- **TASK REQUIREMENTS**
Gather up the lines that contain "balance".

(Source data)
○ ○ ○ ○ ○ ○ ○

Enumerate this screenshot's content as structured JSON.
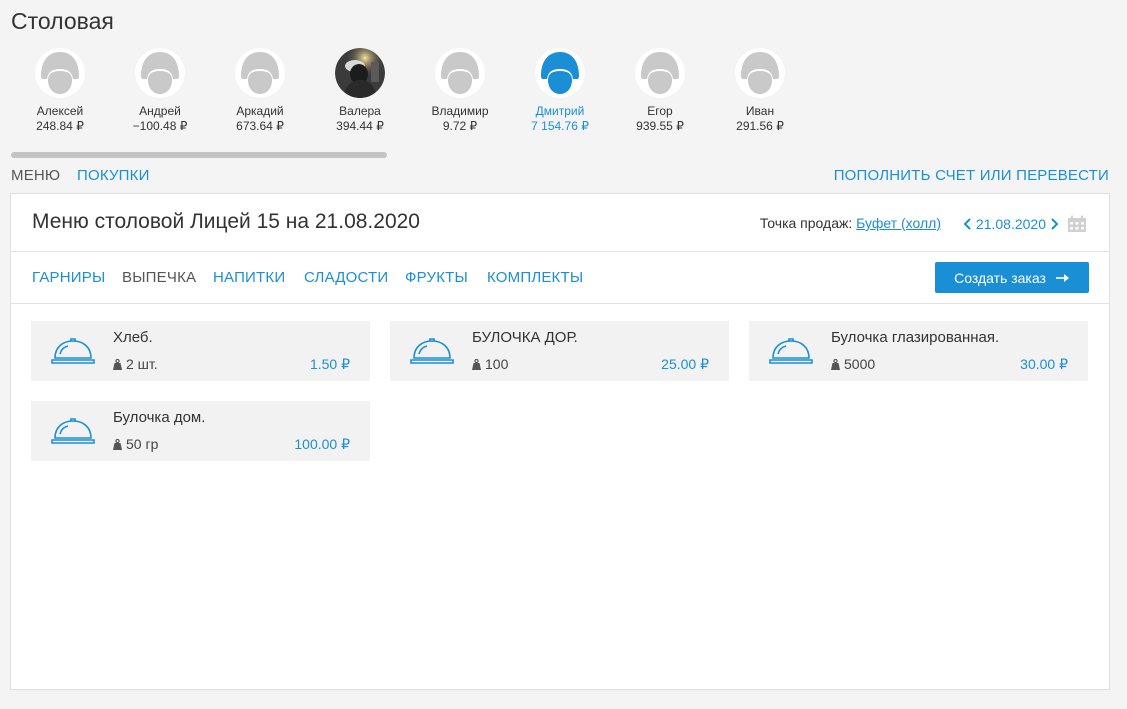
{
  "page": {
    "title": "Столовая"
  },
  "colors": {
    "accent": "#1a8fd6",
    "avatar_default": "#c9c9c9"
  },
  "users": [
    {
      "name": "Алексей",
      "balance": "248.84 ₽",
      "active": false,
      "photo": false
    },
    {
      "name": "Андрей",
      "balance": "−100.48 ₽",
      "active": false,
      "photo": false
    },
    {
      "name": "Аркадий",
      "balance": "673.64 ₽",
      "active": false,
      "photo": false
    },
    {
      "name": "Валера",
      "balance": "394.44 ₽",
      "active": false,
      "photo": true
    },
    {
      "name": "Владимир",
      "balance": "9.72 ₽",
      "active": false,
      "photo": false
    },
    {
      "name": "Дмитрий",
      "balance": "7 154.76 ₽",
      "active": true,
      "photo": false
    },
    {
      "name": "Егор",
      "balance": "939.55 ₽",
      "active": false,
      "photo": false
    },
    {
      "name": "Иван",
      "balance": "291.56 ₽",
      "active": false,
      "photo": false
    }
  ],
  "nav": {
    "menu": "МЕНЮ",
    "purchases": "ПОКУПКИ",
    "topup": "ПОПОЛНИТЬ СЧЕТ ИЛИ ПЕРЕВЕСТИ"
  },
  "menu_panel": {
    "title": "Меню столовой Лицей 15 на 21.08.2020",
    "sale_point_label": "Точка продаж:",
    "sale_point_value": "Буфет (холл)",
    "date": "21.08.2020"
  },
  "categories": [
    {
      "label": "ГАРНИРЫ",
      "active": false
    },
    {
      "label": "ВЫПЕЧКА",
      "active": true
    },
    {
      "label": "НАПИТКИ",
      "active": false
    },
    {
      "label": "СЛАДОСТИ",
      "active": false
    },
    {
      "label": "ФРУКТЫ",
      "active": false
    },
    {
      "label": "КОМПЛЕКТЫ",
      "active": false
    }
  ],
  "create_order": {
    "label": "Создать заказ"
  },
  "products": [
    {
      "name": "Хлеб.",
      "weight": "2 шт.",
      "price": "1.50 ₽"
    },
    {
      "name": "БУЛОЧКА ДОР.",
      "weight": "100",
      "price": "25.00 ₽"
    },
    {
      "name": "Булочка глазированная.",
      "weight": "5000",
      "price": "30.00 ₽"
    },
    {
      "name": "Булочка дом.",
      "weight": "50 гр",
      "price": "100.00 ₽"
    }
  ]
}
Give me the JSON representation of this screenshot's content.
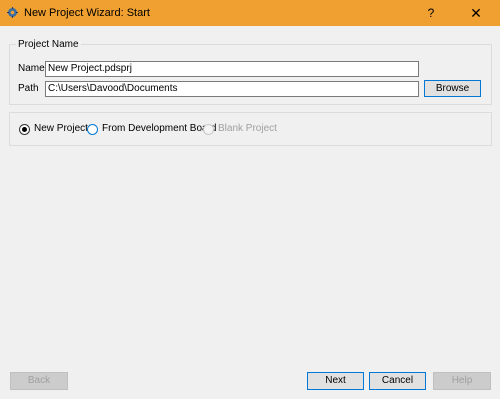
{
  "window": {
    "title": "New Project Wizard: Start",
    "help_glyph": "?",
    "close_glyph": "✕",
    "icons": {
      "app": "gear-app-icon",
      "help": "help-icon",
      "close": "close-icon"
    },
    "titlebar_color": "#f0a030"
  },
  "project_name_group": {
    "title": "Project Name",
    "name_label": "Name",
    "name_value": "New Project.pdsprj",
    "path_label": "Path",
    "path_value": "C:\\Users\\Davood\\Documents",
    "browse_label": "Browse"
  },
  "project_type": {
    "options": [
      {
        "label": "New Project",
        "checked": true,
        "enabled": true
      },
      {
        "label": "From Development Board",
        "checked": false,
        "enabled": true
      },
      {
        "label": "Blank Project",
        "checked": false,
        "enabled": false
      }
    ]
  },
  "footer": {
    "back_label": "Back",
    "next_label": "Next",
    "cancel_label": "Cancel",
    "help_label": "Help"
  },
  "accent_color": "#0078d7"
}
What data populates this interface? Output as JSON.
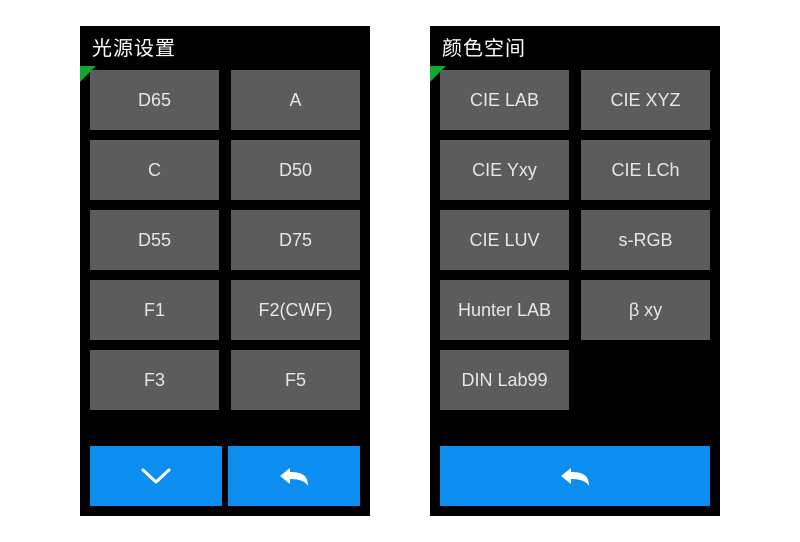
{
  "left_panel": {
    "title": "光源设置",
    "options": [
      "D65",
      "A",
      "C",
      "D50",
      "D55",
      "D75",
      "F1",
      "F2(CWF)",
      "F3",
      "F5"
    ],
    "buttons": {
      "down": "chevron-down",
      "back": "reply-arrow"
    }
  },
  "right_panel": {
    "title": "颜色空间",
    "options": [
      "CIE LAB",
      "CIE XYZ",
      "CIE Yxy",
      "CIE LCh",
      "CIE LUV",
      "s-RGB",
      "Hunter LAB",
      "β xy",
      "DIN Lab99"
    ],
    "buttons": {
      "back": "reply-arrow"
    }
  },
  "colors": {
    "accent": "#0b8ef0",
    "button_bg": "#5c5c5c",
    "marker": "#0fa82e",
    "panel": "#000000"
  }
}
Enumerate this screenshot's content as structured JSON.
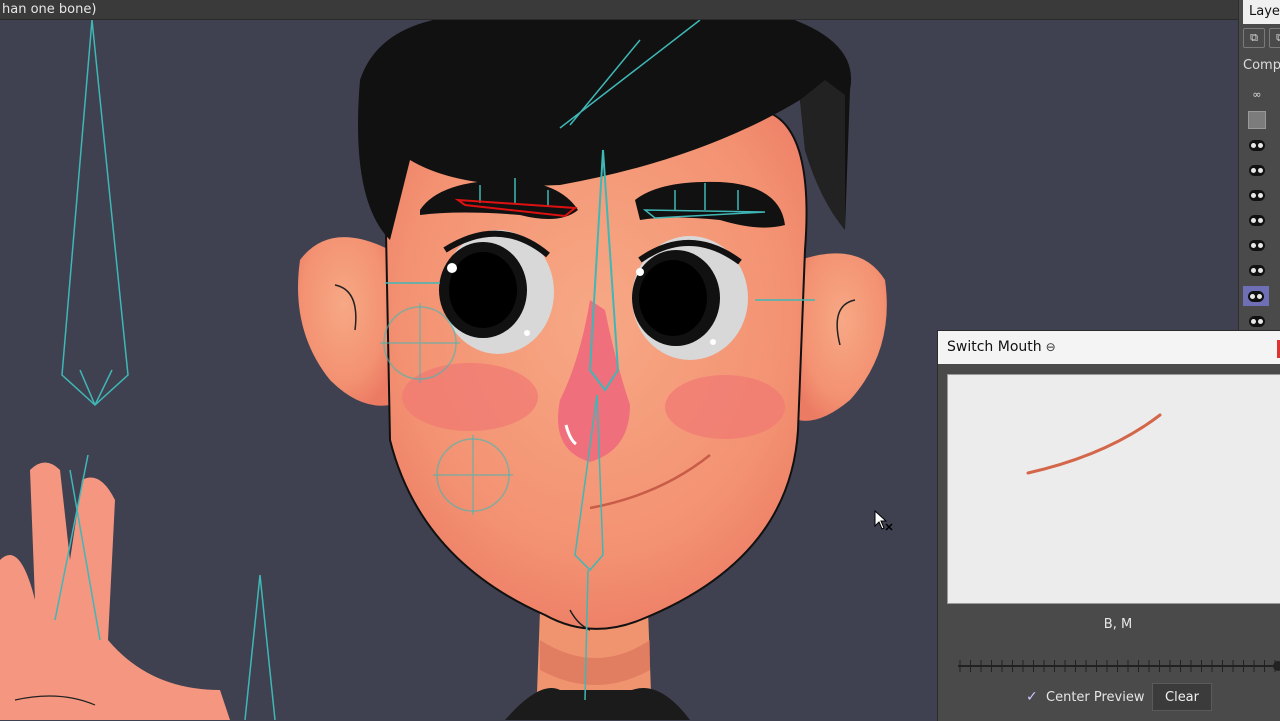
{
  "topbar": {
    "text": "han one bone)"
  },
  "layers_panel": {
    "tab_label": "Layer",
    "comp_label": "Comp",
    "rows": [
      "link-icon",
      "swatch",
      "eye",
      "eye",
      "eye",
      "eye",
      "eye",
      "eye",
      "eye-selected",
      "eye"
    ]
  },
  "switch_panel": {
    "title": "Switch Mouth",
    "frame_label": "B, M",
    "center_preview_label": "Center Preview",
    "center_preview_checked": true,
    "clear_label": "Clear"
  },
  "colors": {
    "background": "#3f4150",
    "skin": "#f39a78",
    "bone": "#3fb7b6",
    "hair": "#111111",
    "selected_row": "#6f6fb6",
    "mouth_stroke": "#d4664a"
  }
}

○ ○ ○ ○ ○ ○ ○

- **FINAL ANSWER**
      "balance": "248.84 ₽",
      "balance": "−100.48 ₽",
      "balance": "673.64 ₽",
      "balance": "394.44 ₽",
      "balance": "9.72 ₽",
      "balance": "7 154.76 ₽",
      "balance": "939.55 ₽",
      "balance": "291.56 ₽",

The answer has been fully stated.